• [Stored entries]:
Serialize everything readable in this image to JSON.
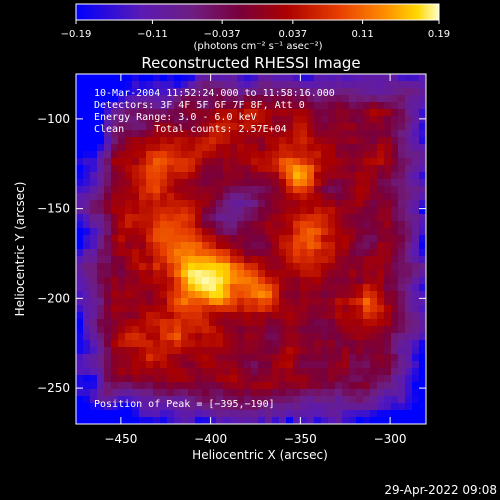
{
  "chart_data": {
    "type": "heatmap",
    "title": "Reconstructed RHESSI Image",
    "xlabel": "Heliocentric X (arcsec)",
    "ylabel": "Heliocentric Y (arcsec)",
    "xlim": [
      -475,
      -280
    ],
    "ylim": [
      -270,
      -75
    ],
    "x_ticks": [
      {
        "value": -450,
        "label": "−450"
      },
      {
        "value": -400,
        "label": "−400"
      },
      {
        "value": -350,
        "label": "−350"
      },
      {
        "value": -300,
        "label": "−300"
      }
    ],
    "y_ticks": [
      {
        "value": -100,
        "label": "−100"
      },
      {
        "value": -150,
        "label": "−150"
      },
      {
        "value": -200,
        "label": "−200"
      },
      {
        "value": -250,
        "label": "−250"
      }
    ],
    "colorbar": {
      "range": [
        -0.19,
        0.19
      ],
      "ticks": [
        {
          "value": -0.19,
          "label": "−0.19"
        },
        {
          "value": -0.11,
          "label": "−0.11"
        },
        {
          "value": -0.037,
          "label": "−0.037"
        },
        {
          "value": 0.037,
          "label": "0.037"
        },
        {
          "value": 0.11,
          "label": "0.11"
        },
        {
          "value": 0.19,
          "label": "0.19"
        }
      ],
      "unit_label": "(photons cm⁻² s⁻¹ asec⁻²)"
    },
    "annotations": [
      "10-Mar-2004 11:52:24.000 to 11:58:16.000",
      "Detectors: 3F 4F 5F 6F 7F 8F, Att 0",
      "Energy Range: 3.0 - 6.0 keV",
      "Clean     Total counts: 2.57E+04"
    ],
    "peak_annotation": "Position of Peak = [−395,−190]",
    "peak": {
      "x": -395,
      "y": -190
    },
    "colormap": [
      "#0000ff",
      "#5a1ab4",
      "#6e1e82",
      "#78003c",
      "#aa0000",
      "#e63c00",
      "#ff8c00",
      "#ffd700",
      "#ffffc8"
    ]
  },
  "footer": {
    "timestamp": "29-Apr-2022 09:08"
  }
}
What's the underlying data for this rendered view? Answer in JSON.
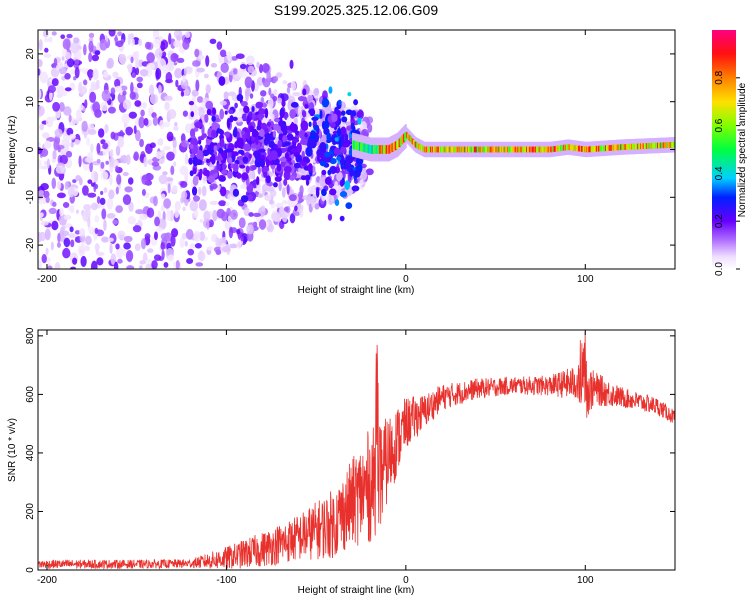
{
  "title": "S199.2025.325.12.06.G09",
  "chart_data": [
    {
      "type": "heatmap",
      "name": "spectrogram",
      "xlabel": "Height of straight line (km)",
      "ylabel": "Frequency (Hz)",
      "xlim": [
        -205,
        150
      ],
      "ylim": [
        -25,
        25
      ],
      "xticks": [
        -200,
        -100,
        0,
        100
      ],
      "yticks": [
        -20,
        -10,
        0,
        10,
        20
      ],
      "colorbar": {
        "label": "Normalized spectral amplitude",
        "range": [
          0,
          1
        ],
        "ticks": [
          0.0,
          0.2,
          0.4,
          0.6,
          0.8
        ]
      },
      "ridge": {
        "description_points_x": [
          -30,
          -20,
          -10,
          -5,
          0,
          5,
          10,
          20,
          50,
          80,
          90,
          100,
          120,
          150
        ],
        "description_points_y": [
          1,
          0,
          0,
          1,
          3,
          1,
          0,
          0,
          0,
          0,
          0.5,
          0,
          0.5,
          1
        ]
      }
    },
    {
      "type": "line",
      "name": "snr",
      "xlabel": "Height of straight line (km)",
      "ylabel": "SNR (10 * v/v)",
      "xlim": [
        -205,
        150
      ],
      "ylim": [
        0,
        820
      ],
      "xticks": [
        -200,
        -100,
        0,
        100
      ],
      "yticks": [
        0,
        200,
        400,
        600,
        800
      ],
      "color": "#e8302c",
      "envelope": {
        "x": [
          -205,
          -150,
          -120,
          -100,
          -80,
          -60,
          -40,
          -30,
          -20,
          -15,
          -10,
          -5,
          0,
          10,
          20,
          40,
          60,
          80,
          95,
          100,
          105,
          120,
          140,
          150
        ],
        "mean": [
          20,
          20,
          22,
          40,
          70,
          110,
          160,
          230,
          290,
          310,
          380,
          440,
          500,
          540,
          590,
          620,
          630,
          630,
          640,
          610,
          620,
          590,
          560,
          520
        ],
        "noise": [
          15,
          15,
          15,
          40,
          60,
          80,
          120,
          150,
          200,
          180,
          150,
          120,
          90,
          60,
          45,
          35,
          30,
          35,
          60,
          100,
          60,
          35,
          30,
          25
        ]
      }
    }
  ]
}
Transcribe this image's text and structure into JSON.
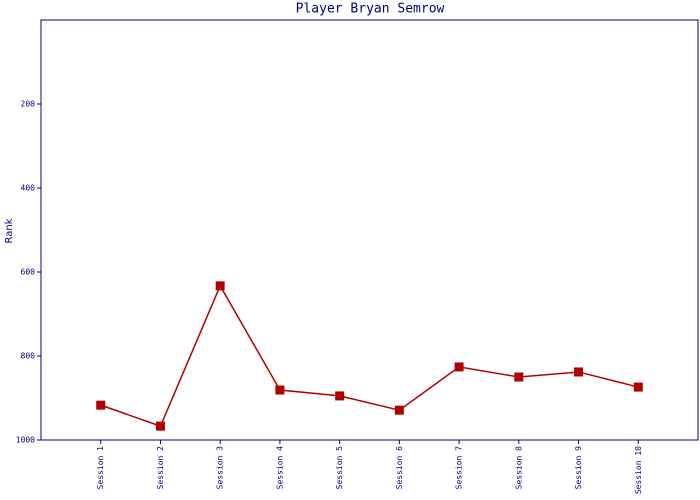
{
  "chart_data": {
    "type": "line",
    "title": "Player Bryan Semrow",
    "y_label": "Rank",
    "categories": [
      "Session 1",
      "Session 2",
      "Session 3",
      "Session 4",
      "Session 5",
      "Session 6",
      "Session 7",
      "Session 8",
      "Session 9",
      "Session 10"
    ],
    "series": [
      {
        "name": "Rank",
        "color": "#b00000",
        "values": [
          917,
          967,
          633,
          881,
          895,
          929,
          826,
          850,
          838,
          874
        ]
      }
    ],
    "ylim": [
      0,
      1000
    ],
    "y_inverted": true,
    "yticks": [
      200,
      400,
      600,
      800,
      1000
    ],
    "grid": false
  }
}
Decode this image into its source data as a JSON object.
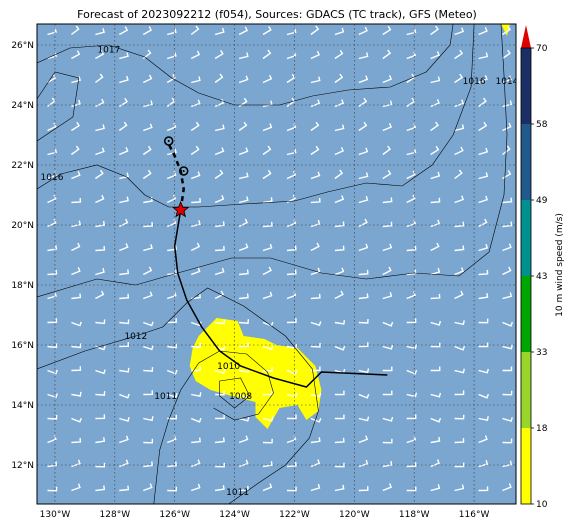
{
  "title": "Forecast of 2023092212 (f054), Sources: GDACS (TC track), GFS (Meteo)",
  "map": {
    "lon_range": [
      -130.6,
      -114.6
    ],
    "lat_range": [
      10.7,
      26.7
    ],
    "lon_ticks": [
      -130,
      -128,
      -126,
      -124,
      -122,
      -120,
      -118,
      -116
    ],
    "lat_ticks": [
      12,
      14,
      16,
      18,
      20,
      22,
      24,
      26
    ],
    "lon_tick_labels": [
      "130°W",
      "128°W",
      "126°W",
      "124°W",
      "122°W",
      "120°W",
      "118°W",
      "116°W"
    ],
    "lat_tick_labels": [
      "12°N",
      "14°N",
      "16°N",
      "18°N",
      "20°N",
      "22°N",
      "24°N",
      "26°N"
    ],
    "grid": "dotted",
    "background_color": "#7aa6cf"
  },
  "isobar_labels": [
    {
      "text": "1017",
      "lon": -128.2,
      "lat": 25.75
    },
    {
      "text": "1016",
      "lon": -130.1,
      "lat": 21.5
    },
    {
      "text": "1016",
      "lon": -116.0,
      "lat": 24.7
    },
    {
      "text": "1014",
      "lon": -114.9,
      "lat": 24.7
    },
    {
      "text": "1012",
      "lon": -127.3,
      "lat": 16.2
    },
    {
      "text": "1011",
      "lon": -126.3,
      "lat": 14.2
    },
    {
      "text": "1010",
      "lon": -124.2,
      "lat": 15.2
    },
    {
      "text": "1008",
      "lon": -123.8,
      "lat": 14.2
    },
    {
      "text": "1011",
      "lon": -123.9,
      "lat": 11.0
    }
  ],
  "track": {
    "observed": [
      [
        -118.9,
        15.0
      ],
      [
        -121.1,
        15.1
      ],
      [
        -121.6,
        14.6
      ],
      [
        -122.7,
        14.9
      ],
      [
        -123.8,
        15.3
      ],
      [
        -124.5,
        15.8
      ],
      [
        -125.1,
        16.6
      ],
      [
        -125.6,
        17.5
      ],
      [
        -125.9,
        18.4
      ],
      [
        -126.0,
        19.3
      ],
      [
        -125.8,
        20.5
      ]
    ],
    "forecast": [
      [
        -125.8,
        20.5
      ],
      [
        -125.7,
        21.2
      ],
      [
        -125.8,
        21.8
      ],
      [
        -126.0,
        22.3
      ],
      [
        -126.2,
        22.7
      ],
      [
        -126.2,
        22.8
      ]
    ],
    "current_position": [
      -125.8,
      20.5
    ],
    "forecast_points": [
      [
        -125.7,
        21.8
      ],
      [
        -126.2,
        22.8
      ]
    ]
  },
  "colorbar": {
    "label": "10 m wind speed (m/s)",
    "ticks": [
      "10",
      "18",
      "33",
      "43",
      "49",
      "58",
      "70"
    ],
    "colors": [
      "#ffff00",
      "#99d62a",
      "#00a600",
      "#00908f",
      "#205a8c",
      "#1c2e66"
    ],
    "extend_color": "#e00000"
  },
  "colors": {
    "ocean": "#7aa6cf",
    "isobar": "#000000",
    "wind_barb": "#ffffff",
    "storm_wind": "#ffff00",
    "track": "#000000",
    "current_marker": "#e00000"
  }
}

• [Exercise]: Go through the material line by line. Show each line that contains the string "name".

• [Response to this task]:
      "name": "spectrogram",
      "name": "snr",
        "name": "Rank",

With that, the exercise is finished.